• Short exercise: Repeat the full listing, word for word.

• Material supplied:
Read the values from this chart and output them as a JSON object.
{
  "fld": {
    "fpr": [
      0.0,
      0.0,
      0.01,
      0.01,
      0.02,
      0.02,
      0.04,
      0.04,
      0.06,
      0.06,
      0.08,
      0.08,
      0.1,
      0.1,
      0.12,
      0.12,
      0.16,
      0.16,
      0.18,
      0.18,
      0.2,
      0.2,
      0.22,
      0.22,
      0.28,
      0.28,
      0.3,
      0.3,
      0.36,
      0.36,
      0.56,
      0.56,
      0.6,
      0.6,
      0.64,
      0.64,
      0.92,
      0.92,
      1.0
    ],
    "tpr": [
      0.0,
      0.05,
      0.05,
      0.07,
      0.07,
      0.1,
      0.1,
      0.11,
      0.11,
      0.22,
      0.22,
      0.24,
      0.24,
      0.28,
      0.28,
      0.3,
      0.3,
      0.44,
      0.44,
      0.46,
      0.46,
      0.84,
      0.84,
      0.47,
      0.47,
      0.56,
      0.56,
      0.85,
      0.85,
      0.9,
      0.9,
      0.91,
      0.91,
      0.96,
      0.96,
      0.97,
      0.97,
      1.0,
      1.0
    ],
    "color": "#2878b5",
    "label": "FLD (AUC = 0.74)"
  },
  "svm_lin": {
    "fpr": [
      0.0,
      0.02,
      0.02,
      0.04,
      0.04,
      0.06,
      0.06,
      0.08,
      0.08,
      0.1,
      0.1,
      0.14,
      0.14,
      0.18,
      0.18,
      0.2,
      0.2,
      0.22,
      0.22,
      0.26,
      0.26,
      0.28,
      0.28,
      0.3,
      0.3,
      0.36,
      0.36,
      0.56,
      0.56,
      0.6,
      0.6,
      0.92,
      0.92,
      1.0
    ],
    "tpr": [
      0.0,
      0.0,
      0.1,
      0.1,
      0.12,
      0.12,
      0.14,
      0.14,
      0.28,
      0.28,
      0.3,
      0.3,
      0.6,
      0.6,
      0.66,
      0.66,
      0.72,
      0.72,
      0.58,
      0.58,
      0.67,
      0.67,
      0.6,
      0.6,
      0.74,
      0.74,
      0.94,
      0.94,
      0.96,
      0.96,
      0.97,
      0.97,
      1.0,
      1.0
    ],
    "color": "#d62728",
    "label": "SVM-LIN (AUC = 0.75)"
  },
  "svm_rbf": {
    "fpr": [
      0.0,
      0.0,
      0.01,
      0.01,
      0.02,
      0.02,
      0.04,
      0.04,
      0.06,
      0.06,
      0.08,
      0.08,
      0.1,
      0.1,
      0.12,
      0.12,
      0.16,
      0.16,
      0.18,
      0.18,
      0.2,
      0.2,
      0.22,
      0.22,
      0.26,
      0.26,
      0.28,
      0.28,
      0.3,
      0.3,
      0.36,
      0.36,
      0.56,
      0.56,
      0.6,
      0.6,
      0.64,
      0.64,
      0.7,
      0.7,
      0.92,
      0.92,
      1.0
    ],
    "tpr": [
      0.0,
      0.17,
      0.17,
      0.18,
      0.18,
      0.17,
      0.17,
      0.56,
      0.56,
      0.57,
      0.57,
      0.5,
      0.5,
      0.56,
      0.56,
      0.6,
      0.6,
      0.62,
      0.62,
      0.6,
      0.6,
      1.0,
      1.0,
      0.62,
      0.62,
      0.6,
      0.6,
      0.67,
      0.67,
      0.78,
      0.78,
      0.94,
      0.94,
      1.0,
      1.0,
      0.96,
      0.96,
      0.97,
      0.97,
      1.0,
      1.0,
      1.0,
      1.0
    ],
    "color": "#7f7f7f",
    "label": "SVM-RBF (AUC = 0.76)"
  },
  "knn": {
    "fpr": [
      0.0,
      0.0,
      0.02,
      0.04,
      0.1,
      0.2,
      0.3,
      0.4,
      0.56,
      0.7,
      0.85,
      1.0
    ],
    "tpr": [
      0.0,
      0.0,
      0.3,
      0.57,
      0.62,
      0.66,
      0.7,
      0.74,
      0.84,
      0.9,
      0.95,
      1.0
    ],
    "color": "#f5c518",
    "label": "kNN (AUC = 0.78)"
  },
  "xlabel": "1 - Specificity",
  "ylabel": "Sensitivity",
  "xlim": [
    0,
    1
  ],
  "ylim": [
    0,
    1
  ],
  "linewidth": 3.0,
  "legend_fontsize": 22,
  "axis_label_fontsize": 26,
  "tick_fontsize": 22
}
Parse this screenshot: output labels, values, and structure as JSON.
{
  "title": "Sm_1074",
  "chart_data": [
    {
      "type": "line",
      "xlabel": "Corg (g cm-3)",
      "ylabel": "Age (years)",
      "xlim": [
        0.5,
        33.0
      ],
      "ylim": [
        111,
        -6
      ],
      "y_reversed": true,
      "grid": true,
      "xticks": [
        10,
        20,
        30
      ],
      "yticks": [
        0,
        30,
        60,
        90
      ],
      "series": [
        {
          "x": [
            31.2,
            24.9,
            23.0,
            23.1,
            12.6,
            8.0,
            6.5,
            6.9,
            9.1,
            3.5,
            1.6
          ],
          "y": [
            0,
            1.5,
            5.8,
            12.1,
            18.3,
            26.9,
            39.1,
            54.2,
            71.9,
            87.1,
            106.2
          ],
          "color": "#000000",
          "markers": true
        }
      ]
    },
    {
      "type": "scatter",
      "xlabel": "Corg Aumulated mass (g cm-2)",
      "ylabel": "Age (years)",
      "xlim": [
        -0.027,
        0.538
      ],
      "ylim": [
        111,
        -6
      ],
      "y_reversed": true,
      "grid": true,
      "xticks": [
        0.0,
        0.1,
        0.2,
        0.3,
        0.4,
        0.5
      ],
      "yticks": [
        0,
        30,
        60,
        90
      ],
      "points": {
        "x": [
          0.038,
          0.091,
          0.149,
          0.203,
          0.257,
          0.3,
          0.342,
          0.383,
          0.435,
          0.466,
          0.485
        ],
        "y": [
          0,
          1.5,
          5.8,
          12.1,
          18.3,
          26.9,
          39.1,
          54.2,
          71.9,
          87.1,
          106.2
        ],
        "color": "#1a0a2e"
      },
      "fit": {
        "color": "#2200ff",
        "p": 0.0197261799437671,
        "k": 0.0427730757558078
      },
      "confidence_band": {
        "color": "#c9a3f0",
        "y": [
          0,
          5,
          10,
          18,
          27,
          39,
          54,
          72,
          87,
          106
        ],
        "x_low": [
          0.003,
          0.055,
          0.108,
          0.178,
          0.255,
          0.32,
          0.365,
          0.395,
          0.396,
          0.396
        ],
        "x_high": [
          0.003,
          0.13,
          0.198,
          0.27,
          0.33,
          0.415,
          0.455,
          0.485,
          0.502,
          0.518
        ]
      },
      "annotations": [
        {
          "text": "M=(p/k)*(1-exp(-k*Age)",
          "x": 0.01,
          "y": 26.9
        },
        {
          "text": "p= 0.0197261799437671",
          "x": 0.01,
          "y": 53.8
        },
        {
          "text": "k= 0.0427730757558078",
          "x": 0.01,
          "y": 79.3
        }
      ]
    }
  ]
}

• Full response:
Read the values from this chart and output them as a JSON object.
{
  "fld": {
    "fpr": [
      0.0,
      0.0,
      0.01,
      0.01,
      0.02,
      0.02,
      0.04,
      0.04,
      0.06,
      0.06,
      0.08,
      0.08,
      0.1,
      0.1,
      0.12,
      0.12,
      0.16,
      0.16,
      0.18,
      0.18,
      0.2,
      0.2,
      0.22,
      0.22,
      0.28,
      0.28,
      0.3,
      0.3,
      0.36,
      0.36,
      0.56,
      0.56,
      0.6,
      0.6,
      0.64,
      0.64,
      0.92,
      0.92,
      1.0
    ],
    "tpr": [
      0.0,
      0.05,
      0.05,
      0.07,
      0.07,
      0.1,
      0.1,
      0.11,
      0.11,
      0.22,
      0.22,
      0.24,
      0.24,
      0.28,
      0.28,
      0.3,
      0.3,
      0.44,
      0.44,
      0.46,
      0.46,
      0.84,
      0.84,
      0.47,
      0.47,
      0.56,
      0.56,
      0.85,
      0.85,
      0.9,
      0.9,
      0.91,
      0.91,
      0.96,
      0.96,
      0.97,
      0.97,
      1.0,
      1.0
    ],
    "color": "#2878b5",
    "label": "FLD (AUC = 0.74)"
  },
  "svm_lin": {
    "fpr": [
      0.0,
      0.02,
      0.02,
      0.04,
      0.04,
      0.06,
      0.06,
      0.08,
      0.08,
      0.1,
      0.1,
      0.14,
      0.14,
      0.18,
      0.18,
      0.2,
      0.2,
      0.22,
      0.22,
      0.26,
      0.26,
      0.28,
      0.28,
      0.3,
      0.3,
      0.36,
      0.36,
      0.56,
      0.56,
      0.6,
      0.6,
      0.92,
      0.92,
      1.0
    ],
    "tpr": [
      0.0,
      0.0,
      0.1,
      0.1,
      0.12,
      0.12,
      0.14,
      0.14,
      0.28,
      0.28,
      0.3,
      0.3,
      0.6,
      0.6,
      0.66,
      0.66,
      0.72,
      0.72,
      0.58,
      0.58,
      0.67,
      0.67,
      0.6,
      0.6,
      0.74,
      0.74,
      0.94,
      0.94,
      0.96,
      0.96,
      0.97,
      0.97,
      1.0,
      1.0
    ],
    "color": "#d62728",
    "label": "SVM-LIN (AUC = 0.75)"
  },
  "svm_rbf": {
    "fpr": [
      0.0,
      0.0,
      0.01,
      0.01,
      0.02,
      0.02,
      0.04,
      0.04,
      0.06,
      0.06,
      0.08,
      0.08,
      0.1,
      0.1,
      0.12,
      0.12,
      0.16,
      0.16,
      0.18,
      0.18,
      0.2,
      0.2,
      0.22,
      0.22,
      0.26,
      0.26,
      0.28,
      0.28,
      0.3,
      0.3,
      0.36,
      0.36,
      0.56,
      0.56,
      0.6,
      0.6,
      0.64,
      0.64,
      0.7,
      0.7,
      0.92,
      0.92,
      1.0
    ],
    "tpr": [
      0.0,
      0.17,
      0.17,
      0.18,
      0.18,
      0.17,
      0.17,
      0.56,
      0.56,
      0.57,
      0.57,
      0.5,
      0.5,
      0.56,
      0.56,
      0.6,
      0.6,
      0.62,
      0.62,
      0.6,
      0.6,
      1.0,
      1.0,
      0.62,
      0.62,
      0.6,
      0.6,
      0.67,
      0.67,
      0.78,
      0.78,
      0.94,
      0.94,
      1.0,
      1.0,
      0.96,
      0.96,
      0.97,
      0.97,
      1.0,
      1.0,
      1.0,
      1.0
    ],
    "color": "#7f7f7f",
    "label": "SVM-RBF (AUC = 0.76)"
  },
  "knn": {
    "fpr": [
      0.0,
      0.0,
      0.02,
      0.04,
      0.1,
      0.2,
      0.3,
      0.4,
      0.56,
      0.7,
      0.85,
      1.0
    ],
    "tpr": [
      0.0,
      0.0,
      0.3,
      0.57,
      0.62,
      0.66,
      0.7,
      0.74,
      0.84,
      0.9,
      0.95,
      1.0
    ],
    "color": "#f5c518",
    "label": "kNN (AUC = 0.78)"
  },
  "xlabel": "1 - Specificity",
  "ylabel": "Sensitivity",
  "xlim": [
    0,
    1
  ],
  "ylim": [
    0,
    1
  ],
  "linewidth": 3.0,
  "legend_fontsize": 22,
  "axis_label_fontsize": 26,
  "tick_fontsize": 22
}
Parse this screenshot: output labels, values, and structure as JSON.
{
  "title": "Sm_1074",
  "chart_data": [
    {
      "type": "line",
      "xlabel": "Corg (g cm-3)",
      "ylabel": "Age (years)",
      "xlim": [
        0.5,
        33.0
      ],
      "ylim": [
        111,
        -6
      ],
      "y_reversed": true,
      "grid": true,
      "xticks": [
        10,
        20,
        30
      ],
      "yticks": [
        0,
        30,
        60,
        90
      ],
      "series": [
        {
          "x": [
            31.2,
            24.9,
            23.0,
            23.1,
            12.6,
            8.0,
            6.5,
            6.9,
            9.1,
            3.5,
            1.6
          ],
          "y": [
            0,
            1.5,
            5.8,
            12.1,
            18.3,
            26.9,
            39.1,
            54.2,
            71.9,
            87.1,
            106.2
          ],
          "color": "#000000",
          "markers": true
        }
      ]
    },
    {
      "type": "scatter",
      "xlabel": "Corg Aumulated mass (g cm-2)",
      "ylabel": "Age (years)",
      "xlim": [
        -0.027,
        0.538
      ],
      "ylim": [
        111,
        -6
      ],
      "y_reversed": true,
      "grid": true,
      "xticks": [
        0.0,
        0.1,
        0.2,
        0.3,
        0.4,
        0.5
      ],
      "yticks": [
        0,
        30,
        60,
        90
      ],
      "points": {
        "x": [
          0.038,
          0.091,
          0.149,
          0.203,
          0.257,
          0.3,
          0.342,
          0.383,
          0.435,
          0.466,
          0.485
        ],
        "y": [
          0,
          1.5,
          5.8,
          12.1,
          18.3,
          26.9,
          39.1,
          54.2,
          71.9,
          87.1,
          106.2
        ],
        "color": "#1a0a2e"
      },
      "fit": {
        "color": "#2200ff",
        "p": 0.0197261799437671,
        "k": 0.0427730757558078
      },
      "confidence_band": {
        "color": "#c9a3f0",
        "y": [
          0,
          5,
          10,
          18,
          27,
          39,
          54,
          72,
          87,
          106
        ],
        "x_low": [
          0.003,
          0.055,
          0.108,
          0.178,
          0.255,
          0.32,
          0.365,
          0.395,
          0.396,
          0.396
        ],
        "x_high": [
          0.003,
          0.13,
          0.198,
          0.27,
          0.33,
          0.415,
          0.455,
          0.485,
          0.502,
          0.518
        ]
      },
      "annotations": [
        {
          "text": "M=(p/k)*(1-exp(-k*Age)",
          "x": 0.01,
          "y": 26.9
        },
        {
          "text": "p= 0.0197261799437671",
          "x": 0.01,
          "y": 53.8
        },
        {
          "text": "k= 0.0427730757558078",
          "x": 0.01,
          "y": 79.3
        }
      ]
    }
  ]
}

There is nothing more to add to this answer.